Each line from the one containing "Convert this document image to plain text." through the last line of the records below is to be repeated as written, with nothing added.

Page records with their text |
____________________

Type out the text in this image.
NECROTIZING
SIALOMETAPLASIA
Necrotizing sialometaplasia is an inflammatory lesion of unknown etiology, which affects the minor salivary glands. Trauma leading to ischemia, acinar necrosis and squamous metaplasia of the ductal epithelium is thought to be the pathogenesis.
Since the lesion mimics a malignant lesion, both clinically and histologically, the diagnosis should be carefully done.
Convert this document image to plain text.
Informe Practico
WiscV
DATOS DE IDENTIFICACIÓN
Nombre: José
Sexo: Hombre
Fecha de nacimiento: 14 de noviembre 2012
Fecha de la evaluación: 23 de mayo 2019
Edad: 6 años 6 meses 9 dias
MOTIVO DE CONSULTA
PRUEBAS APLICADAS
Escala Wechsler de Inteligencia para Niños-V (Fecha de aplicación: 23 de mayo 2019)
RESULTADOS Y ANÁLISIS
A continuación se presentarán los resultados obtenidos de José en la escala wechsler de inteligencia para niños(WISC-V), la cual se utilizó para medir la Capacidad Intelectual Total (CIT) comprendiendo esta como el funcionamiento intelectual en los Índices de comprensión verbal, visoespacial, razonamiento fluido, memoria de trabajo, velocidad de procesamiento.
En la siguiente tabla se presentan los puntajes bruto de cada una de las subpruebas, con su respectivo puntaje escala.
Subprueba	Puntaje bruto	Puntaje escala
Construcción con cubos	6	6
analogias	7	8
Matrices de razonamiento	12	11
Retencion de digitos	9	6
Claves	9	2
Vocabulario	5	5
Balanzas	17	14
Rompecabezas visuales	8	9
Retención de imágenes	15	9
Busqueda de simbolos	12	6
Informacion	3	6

____________________

SOLUTION |
Convert this document image to plain text.
Informe Practico
WiscV
DATOS DE IDENTIFICACIÓN
Nombre: José
Sexo: Hombre
Fecha de nacimiento: 14 de noviembre 2012
Fecha de la evaluación: 23 de mayo 2019
Edad: 6 años 6 meses 9 dias
MOTIVO DE CONSULTA
PRUEBAS APLICADAS
Escala Wechsler de Inteligencia para Niños-V (Fecha de aplicación: 23 de mayo 2019)
RESULTADOS Y ANÁLISIS
A continuación se presentarán los resultados obtenidos de José en la escala wechsler de inteligencia para niños(WISC-V), la cual se utilizó para medir la Capacidad Intelectual Total (CIT) comprendiendo esta como el funcionamiento intelectual en los Índices de comprensión verbal, visoespacial, razonamiento fluido, memoria de trabajo, velocidad de procesamiento.
En la siguiente tabla se presentan los puntajes bruto de cada una de las subpruebas, con su respectivo puntaje escala.
Subprueba	Puntaje bruto	Puntaje escala
Construcción con cubos	6	6
analogias	7	8
Matrices de razonamiento	12	11
Retencion de digitos	9	6
Claves	9	2
Vocabulario	5	5
Balanzas	17	14
Rompecabezas visuales	8	9
Retención de imágenes	15	9
Busqueda de simbolos	12	6
Informacion	3	6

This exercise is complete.